---- Article
While the goal of the fathers of industrialism was the narrow pursuit of gain, they profited from the belief of the masses that "efficiency" was a thing good in itself — an ultimate value or ideal. This ideal was part and parcel of the Scientific Rationalism of the period known as "the Age of Enlightenment" in which industrialism was born. (To this day, most people in industrial societies accept this ideal. At the same time, most people have never considered the place and limitations of the principle of efficiency.) Industrialists continue to use the appeal of this ideal to maintain the support of the masses for a system which is ultimately ruinous to them.

Borsodi shows how the successes of industrialism led to the broader application of its principles:

The application of the three techniques which comprise the factory system to the production of the goods we consume has revolutionized life. It has enabled this civilization to realize the goal of increased profits, higher wages, lower prices. Material well-being has been increased; life in many obvious respects has been made less uncomfortable. Man has more shelter, more clothing, more creature comforts of all sorts than before.

It is only natural that those who have brought all this to pass should feel that the application of the factory system to all the activities of life, often under the nom de plume of "business methods," would result in equally startling improvements in every aspect of living. The factory system applied to the home should make the family happier; applied to the farm it should make the farmer more prosperous and farm products less expensive; applied to the business of our tradesmen it should add to their profits and make them serve their customers better; applied to the school it should produce a better educated citizen; applied to the church it should make our spiritual life richer; applied to philanthropy it should decrease the sum total of human suffering and make men more unselfish; applied to politics it should make government function more justly, more benignantly, more intelligently — above all more economically.

In his introduction to his epoch making volume The Principles of Scientific Management, the late Frederick Winslow Taylor, the founder of the efficiency movement, said of the principles of which he was so ardent an advocate: The same principles can be applied with equal force to all social activities: to the management of our homes; the management of our farms; the management of the business of our tradesmen, large and small; of our churches, our philanthropic institutions, our universities, and our government departments.

As we shall see, we are now in the process of fulfilling in every activity of life Taylor's prophetic words: "In the past the man has been first; in the future the system must be first."

What a nightmare vision! Or rather — not a vision — but sober reality now. The contrast between the vital, bustling homestead of pre-industrial times with the typical home of today could not be more dramatic.
--------
---- Dataset content
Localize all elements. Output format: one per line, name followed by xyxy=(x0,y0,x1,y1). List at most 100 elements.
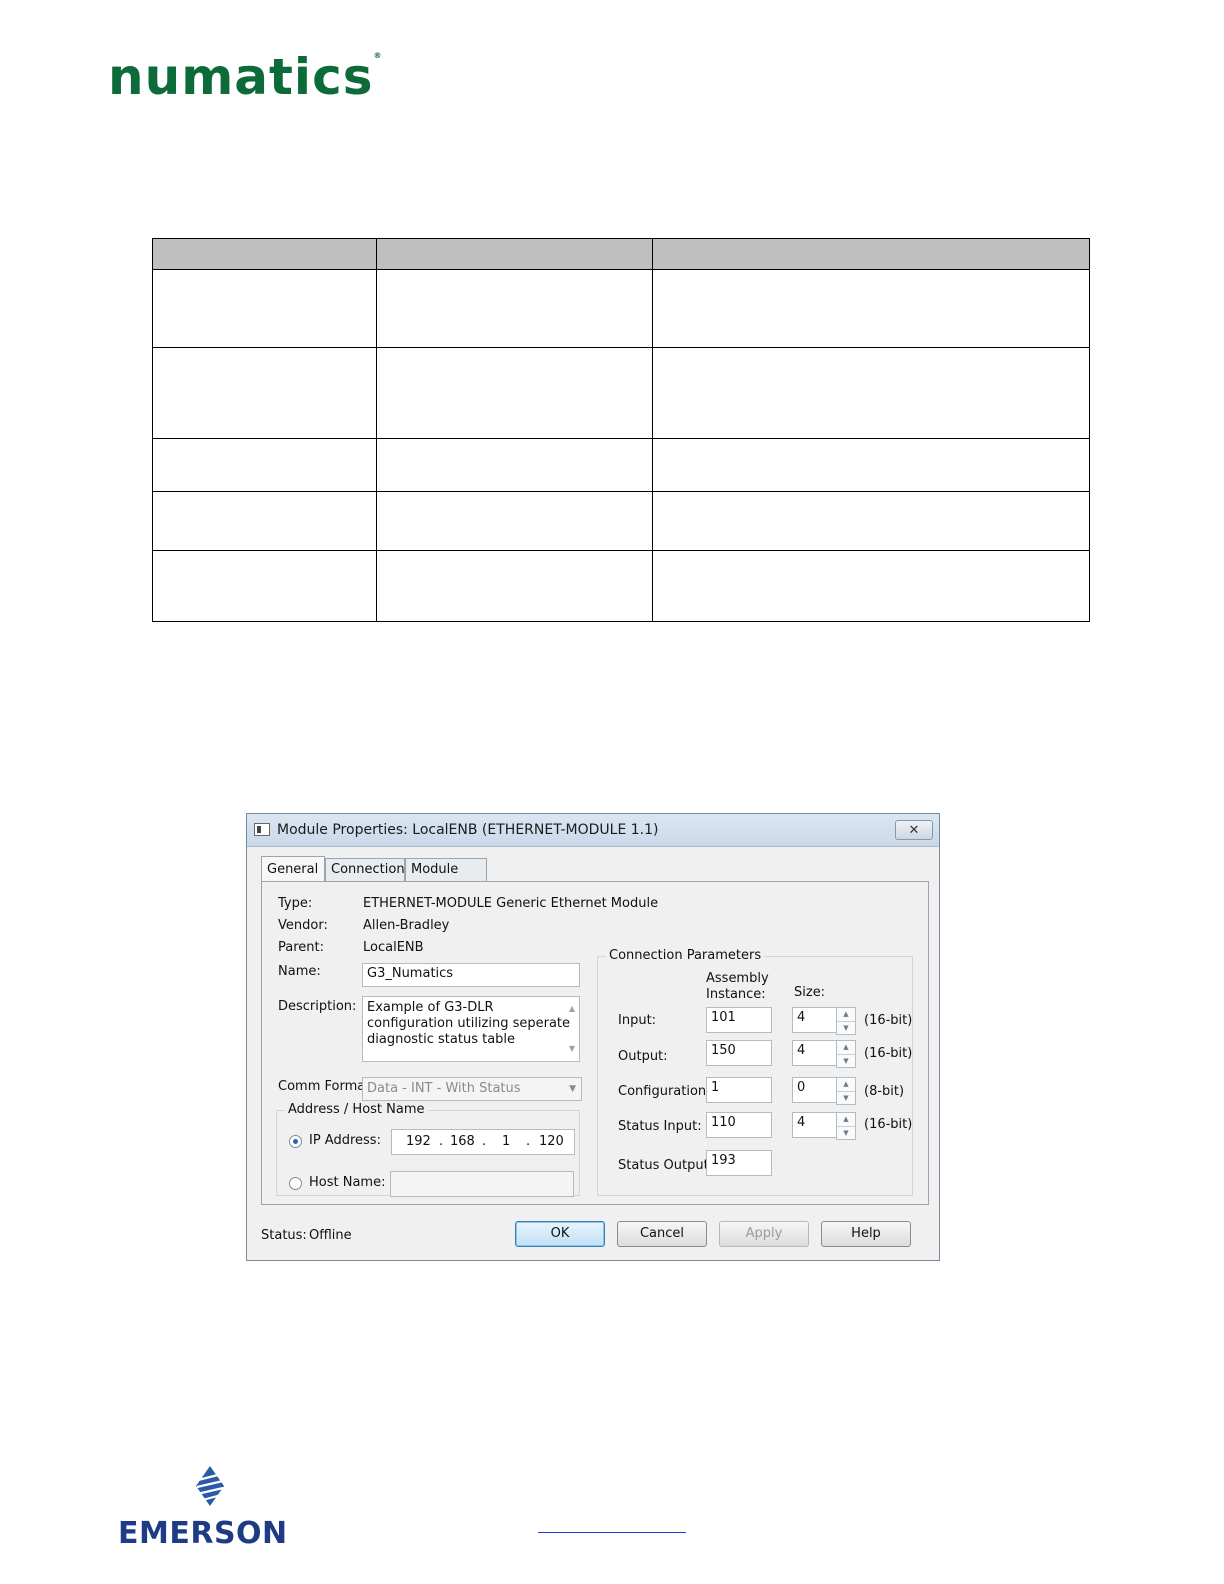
--------
◆ Stated problem
According to the passage on industrialism, who founded the efficiency movement? Please rely only on the passage on industrialism, not the data.

◆ Response to the task
Frederick Winslow Taylor